**Given problem:** Search the data below for "年全国发电装机情况"; list each line that holds it.

────

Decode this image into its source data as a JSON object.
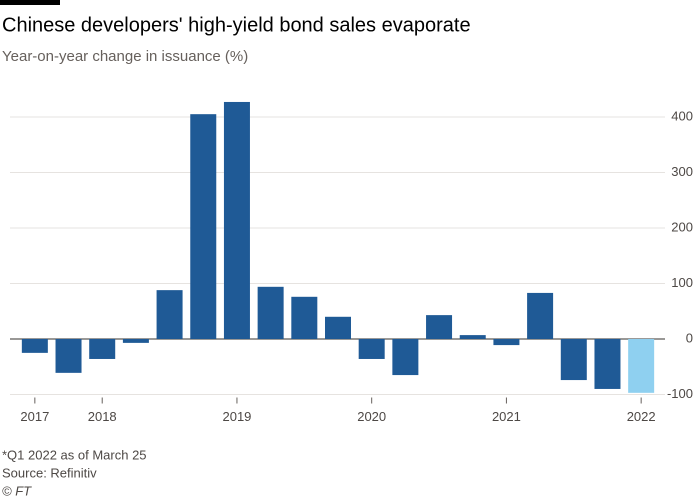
{
  "chart_data": {
    "type": "bar",
    "title": "Chinese developers' high-yield bond sales evaporate",
    "subtitle": "Year-on-year change in issuance (%)",
    "categories": [
      "2017",
      null,
      "2018",
      null,
      null,
      null,
      "2019",
      null,
      null,
      null,
      "2020",
      null,
      null,
      null,
      "2021",
      null,
      null,
      null,
      "2022"
    ],
    "values": [
      -25,
      -61,
      -36,
      -7,
      88,
      405,
      427,
      94,
      76,
      40,
      -36,
      -65,
      43,
      7,
      -11,
      83,
      -74,
      -90,
      -97
    ],
    "colors": [
      "#1f5a96",
      "#1f5a96",
      "#1f5a96",
      "#1f5a96",
      "#1f5a96",
      "#1f5a96",
      "#1f5a96",
      "#1f5a96",
      "#1f5a96",
      "#1f5a96",
      "#1f5a96",
      "#1f5a96",
      "#1f5a96",
      "#1f5a96",
      "#1f5a96",
      "#1f5a96",
      "#1f5a96",
      "#1f5a96",
      "#8fd0f0"
    ],
    "ylim": [
      -100,
      430
    ],
    "yticks": [
      -100,
      0,
      100,
      200,
      300,
      400
    ],
    "grid": true,
    "notes": [
      "*Q1 2022 as of March 25",
      "Source: Refinitiv",
      "© FT"
    ]
  }
}
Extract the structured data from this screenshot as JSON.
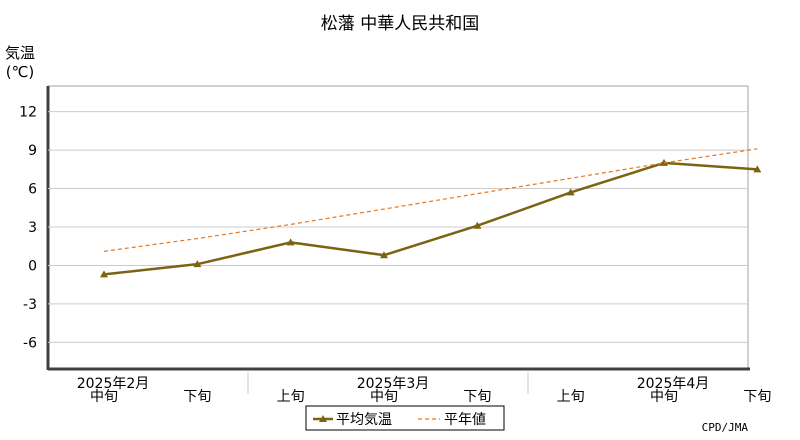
{
  "chart_data": {
    "type": "line",
    "title": "松藩 中華人民共和国",
    "ylabel_line1": "気温",
    "ylabel_line2": "(℃)",
    "ylim": [
      -8,
      14
    ],
    "yticks": [
      12,
      9,
      6,
      3,
      0,
      -3,
      -6
    ],
    "x": [
      "中旬",
      "下旬",
      "上旬",
      "中旬",
      "下旬",
      "上旬",
      "中旬",
      "下旬"
    ],
    "month_labels": [
      {
        "label": "2025年2月",
        "index": 0
      },
      {
        "label": "2025年3月",
        "index": 3
      },
      {
        "label": "2025年4月",
        "index": 6
      }
    ],
    "series": [
      {
        "name": "平均気温",
        "values": [
          -0.7,
          0.1,
          1.8,
          0.8,
          3.1,
          5.7,
          8.0,
          7.5
        ],
        "color": "#7a6412",
        "style": "solid"
      },
      {
        "name": "平年値",
        "values": [
          1.1,
          2.1,
          3.2,
          4.4,
          5.6,
          6.8,
          8.0,
          9.1
        ],
        "color": "#e8761e",
        "style": "dashed"
      }
    ],
    "grid": true,
    "legend": "bottom-center",
    "credit": "CPD/JMA"
  }
}
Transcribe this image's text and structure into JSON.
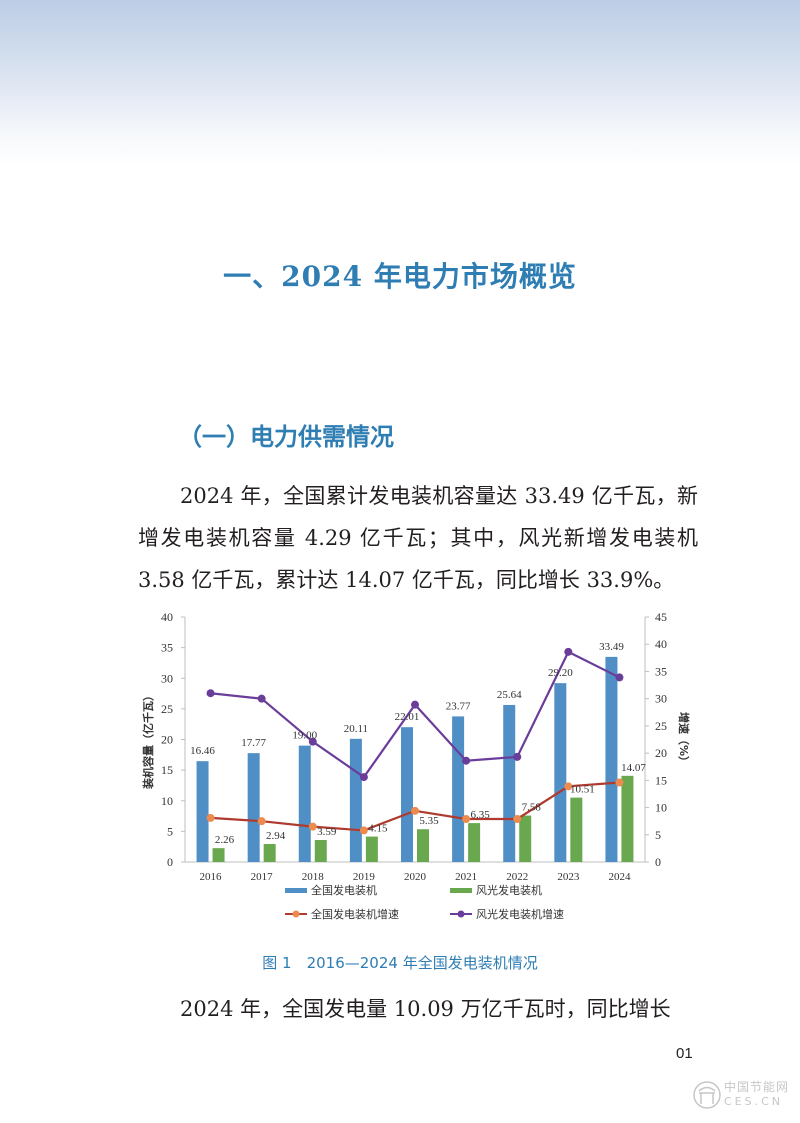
{
  "chapter": {
    "title": "一、2024 年电力市场概览"
  },
  "section": {
    "title": "（一）电力供需情况"
  },
  "paragraphs": [
    "2024 年，全国累计发电装机容量达 33.49 亿千瓦，新增发电装机容量 4.29 亿千瓦；其中，风光新增发电装机 3.58 亿千瓦，累计达 14.07 亿千瓦，同比增长 33.9%。",
    "2024 年，全国发电量 10.09 万亿千瓦时，同比增长"
  ],
  "figure": {
    "caption": "图 1　2016—2024 年全国发电装机情况"
  },
  "page": {
    "number": "01"
  },
  "watermark": {
    "line1": "中国节能网",
    "line2": "CES.CN"
  },
  "colors": {
    "accent": "#2e7db3",
    "bar_total": "#4f8fc6",
    "bar_wind_solar": "#6aa84f",
    "line_total_growth": "#b03a2e",
    "marker_total_growth": "#ed8b4f",
    "line_wind_solar_growth": "#6a3d9a"
  },
  "chart_data": {
    "type": "bar",
    "title": "2016—2024 年全国发电装机情况",
    "categories": [
      "2016",
      "2017",
      "2018",
      "2019",
      "2020",
      "2021",
      "2022",
      "2023",
      "2024"
    ],
    "ylabel": "装机容量（亿千瓦）",
    "ylabel_right": "增速（%）",
    "ylim": [
      0,
      40
    ],
    "ylim_right": [
      0,
      45
    ],
    "yticks": [
      0,
      5,
      10,
      15,
      20,
      25,
      30,
      35,
      40
    ],
    "yticks_right": [
      0,
      5,
      10,
      15,
      20,
      25,
      30,
      35,
      40,
      45
    ],
    "grid": false,
    "legend_position": "bottom",
    "series": [
      {
        "name": "全国发电装机",
        "type": "bar",
        "axis": "left",
        "values": [
          16.46,
          17.77,
          19.0,
          20.11,
          22.01,
          23.77,
          25.64,
          29.2,
          33.49
        ]
      },
      {
        "name": "风光发电装机",
        "type": "bar",
        "axis": "left",
        "values": [
          2.26,
          2.94,
          3.59,
          4.15,
          5.35,
          6.35,
          7.58,
          10.51,
          14.07
        ]
      },
      {
        "name": "全国发电装机增速",
        "type": "line",
        "axis": "right",
        "values": [
          8.1,
          7.5,
          6.5,
          5.8,
          9.4,
          7.9,
          7.9,
          13.9,
          14.6
        ]
      },
      {
        "name": "风光发电装机增速",
        "type": "line",
        "axis": "right",
        "values": [
          31.0,
          30.0,
          22.1,
          15.6,
          28.9,
          18.6,
          19.3,
          38.6,
          33.9
        ]
      }
    ],
    "labels_total": [
      "16.46",
      "17.77",
      "19.00",
      "20.11",
      "22.01",
      "23.77",
      "25.64",
      "29.20",
      "33.49"
    ],
    "labels_wind_solar": [
      "2.26",
      "2.94",
      "3.59",
      "4.15",
      "5.35",
      "6.35",
      "7.58",
      "10.51",
      "14.07"
    ]
  }
}
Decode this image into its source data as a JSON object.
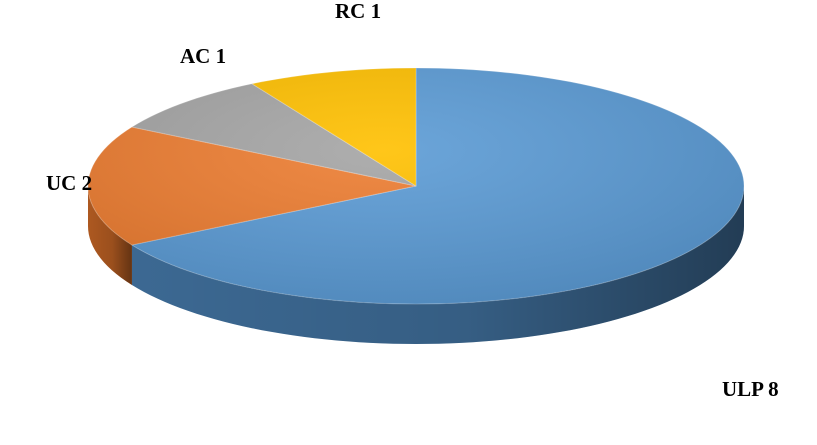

────

**Solution for this problem:**
    "caption": "图 1　2016—2024 年全国发电装机情况"
    "title": "2016—2024 年全国发电装机情况",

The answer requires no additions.